Uang dan
Hidup Kita
Kata orang,
uang bukanlah segalanya. Namun, segalanya akan susah, jika kita tidak punya
uang. Banyak orang, sadar atau tidak, mengabdikan hidupnya untuk mencari uang.
Dia mengorbankan hampir segalanya, termasuk orang-orang yang ia cintai, supaya
bisa mendapatkan uang lebih banyak. Tak berlebihan jika dikatakan, bahwa uang
adalah Tuhannya.
Namun, uang
bukanlah barang yang netral. Ia punya efek mengubah hal-hal yang ia sentuh.
Efek mengubah ini tidak selalu baik, namun justru bisa merusak nilai dari hal
tersebut. Uang juga bisa menciptakan rasa iri yang lahir dari ketidakadilan,
ketika orang yang memiliki uang banyak mendapatkan kesempatan lebih banyak,
daripada orang yang lebih sedikit uangnya.
Pengaruh
Uang
Salah satu
yang membuat hidup kita bahagia adalah persahabatan. Seorang sahabat hadir,
ketika kita membutuhkan bantuan. Ia juga hadir, ketika kita senang, atau sedang
ingin merayakan sesuatu. Apa yang terjadi, ketika kita membayar seseorang,
supaya ia mau menjadi sahabat kita?
Seks adalah
ekspresi dari cinta. Orang melakukannya, karena mereka saling mencintai. Mereka
ingin saling membahagiakan. Apa yang terjadi, jika kita membayar orang, supaya
ia mau berhubungan seks dengan kita?
Michael
Sandel, di dalam bukunya yang terbaru, What Money Can’t Buy (2013), juga
menjelaskan, bahwa uang juga mempengaruhi kinerja orang di dalam pekerjaannya.
Untuk pekerjaan-pekerjaan yang mekanis, seperti administrator atau tukang sapu,
uang memang bisa memberikan motivasi tambahan, supaya orang bekerja lebih
rajin. Namun, untuk pekerjaan-pekerjaan yang membutuhkan tingkat kreativitas
tinggi, uang tidak memberikan dampak apapun, atau justru melunturkan motivasi.
Inilah yang
saya sebut sebagai paradoks insentif. Dunia bisnis amat gembira, ketika mereka
menemukan mekanisme sederhana, bahwa orang bisa bekerja lebih rajin, karena
diberikan uang lebih. Uang lebih inilah yang disebut sebagai insentif. Namun,
cara ini tidaklah universal, melainkan hanya berlaku untuk jenis-jenis
pekerjaan tertentu.

◆ Data Acuan ◆
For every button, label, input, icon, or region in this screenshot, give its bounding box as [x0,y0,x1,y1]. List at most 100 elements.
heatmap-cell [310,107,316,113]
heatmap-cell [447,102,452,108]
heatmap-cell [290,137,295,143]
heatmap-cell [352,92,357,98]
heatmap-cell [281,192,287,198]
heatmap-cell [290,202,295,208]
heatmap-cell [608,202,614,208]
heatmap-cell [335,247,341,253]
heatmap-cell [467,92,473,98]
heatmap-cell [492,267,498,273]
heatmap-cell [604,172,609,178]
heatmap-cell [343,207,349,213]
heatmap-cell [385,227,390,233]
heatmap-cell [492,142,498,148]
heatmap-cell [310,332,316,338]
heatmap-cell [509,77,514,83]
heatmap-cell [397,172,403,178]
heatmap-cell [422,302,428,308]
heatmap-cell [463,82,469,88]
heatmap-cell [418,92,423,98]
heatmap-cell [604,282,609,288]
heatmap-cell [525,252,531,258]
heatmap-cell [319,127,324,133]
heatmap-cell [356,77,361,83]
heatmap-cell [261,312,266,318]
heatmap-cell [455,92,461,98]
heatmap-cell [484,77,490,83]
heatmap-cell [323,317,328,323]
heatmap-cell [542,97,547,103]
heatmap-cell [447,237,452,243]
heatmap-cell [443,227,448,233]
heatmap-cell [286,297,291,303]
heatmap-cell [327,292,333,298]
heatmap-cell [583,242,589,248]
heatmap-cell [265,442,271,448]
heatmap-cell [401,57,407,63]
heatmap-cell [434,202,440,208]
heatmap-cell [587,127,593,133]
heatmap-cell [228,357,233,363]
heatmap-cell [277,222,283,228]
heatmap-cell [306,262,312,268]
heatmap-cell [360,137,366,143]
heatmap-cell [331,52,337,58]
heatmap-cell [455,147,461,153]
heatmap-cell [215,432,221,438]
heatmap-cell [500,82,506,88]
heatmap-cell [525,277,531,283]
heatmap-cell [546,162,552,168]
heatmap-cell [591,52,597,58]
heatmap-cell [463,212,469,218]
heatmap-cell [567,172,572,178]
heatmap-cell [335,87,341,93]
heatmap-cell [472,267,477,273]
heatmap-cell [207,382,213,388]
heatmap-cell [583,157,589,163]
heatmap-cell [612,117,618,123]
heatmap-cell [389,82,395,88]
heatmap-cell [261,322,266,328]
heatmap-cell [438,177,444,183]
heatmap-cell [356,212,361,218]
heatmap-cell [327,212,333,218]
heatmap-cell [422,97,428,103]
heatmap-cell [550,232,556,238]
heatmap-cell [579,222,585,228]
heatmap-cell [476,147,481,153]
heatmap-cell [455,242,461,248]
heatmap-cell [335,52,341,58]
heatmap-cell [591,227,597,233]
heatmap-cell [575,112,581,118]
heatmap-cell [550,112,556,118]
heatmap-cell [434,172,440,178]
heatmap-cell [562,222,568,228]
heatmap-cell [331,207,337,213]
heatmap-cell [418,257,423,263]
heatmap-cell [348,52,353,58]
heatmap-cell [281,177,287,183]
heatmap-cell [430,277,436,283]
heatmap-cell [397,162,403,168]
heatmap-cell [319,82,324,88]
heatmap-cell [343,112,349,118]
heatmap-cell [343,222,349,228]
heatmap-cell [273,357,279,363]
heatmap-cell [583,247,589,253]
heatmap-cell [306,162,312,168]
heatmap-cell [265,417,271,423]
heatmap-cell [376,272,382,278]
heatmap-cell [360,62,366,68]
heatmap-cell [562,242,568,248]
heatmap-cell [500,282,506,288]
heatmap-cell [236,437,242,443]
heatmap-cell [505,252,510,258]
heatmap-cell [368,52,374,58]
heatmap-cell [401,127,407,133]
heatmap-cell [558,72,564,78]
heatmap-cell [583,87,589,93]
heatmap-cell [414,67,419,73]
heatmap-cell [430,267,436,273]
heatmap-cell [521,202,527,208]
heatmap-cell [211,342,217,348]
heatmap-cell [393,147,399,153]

◆ Tugas Tertulis 1 ◆
Ketik ulang tanpa mengubah apa pun bagian artikel tentang uang dan hidup kita, mulai dari kata-kata yang memuat "Dia mengorbankan hampir" dan berhenti setelah "lebih sedikit uangnya.".
◆ Tugas Tertulis 2 ◆
Ambil setiap baris dari daftar yang memuat kata "elements".

◆ Jawaban Tertulis 1 ◆
Dia mengorbankan hampir segalanya, termasuk orang-orang yang ia cintai, supaya
bisa mendapatkan uang lebih banyak. Tak berlebihan jika dikatakan, bahwa uang
adalah Tuhannya.
Namun, uang
bukanlah barang yang netral. Ia punya efek mengubah hal-hal yang ia sentuh.
Efek mengubah ini tidak selalu baik, namun justru bisa merusak nilai dari hal
tersebut. Uang juga bisa menciptakan rasa iri yang lahir dari ketidakadilan,
ketika orang yang memiliki uang banyak mendapatkan kesempatan lebih banyak,
daripada orang yang lebih sedikit uangnya.

◆ Jawaban Tertulis 2 ◆
For every button, label, input, icon, or region in this screenshot, give its bounding box as [x0,y0,x1,y1]. List at most 100 elements.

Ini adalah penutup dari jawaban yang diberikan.